What to work on
Reproduce the listing word for word. Skip any image.

Figure dataset records
________________
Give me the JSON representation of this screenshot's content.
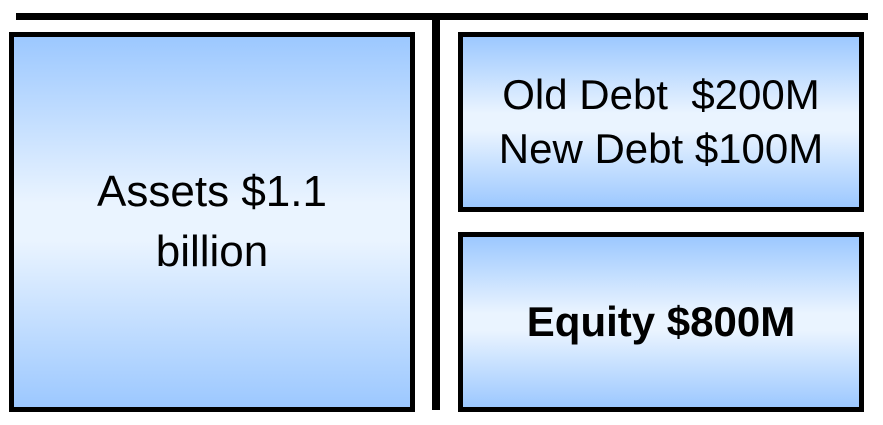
{
  "diagram": {
    "assets": {
      "line1": "Assets $1.1",
      "line2": "billion"
    },
    "liabilities": {
      "old_debt": "Old Debt  $200M",
      "new_debt": "New Debt $100M"
    },
    "equity": {
      "label": "Equity $800M"
    }
  },
  "colors": {
    "box_gradient_edge": "#9cc8ff",
    "box_gradient_center": "#eaf4ff",
    "border": "#000000"
  }
}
________________
Result of the exercise
Give me the JSON representation of this screenshot's content.
{
  "diagram": {
    "assets": {
      "line1": "Assets $1.1",
      "line2": "billion"
    },
    "liabilities": {
      "old_debt": "Old Debt  $200M",
      "new_debt": "New Debt $100M"
    },
    "equity": {
      "label": "Equity $800M"
    }
  },
  "colors": {
    "box_gradient_edge": "#9cc8ff",
    "box_gradient_center": "#eaf4ff",
    "border": "#000000"
  }
}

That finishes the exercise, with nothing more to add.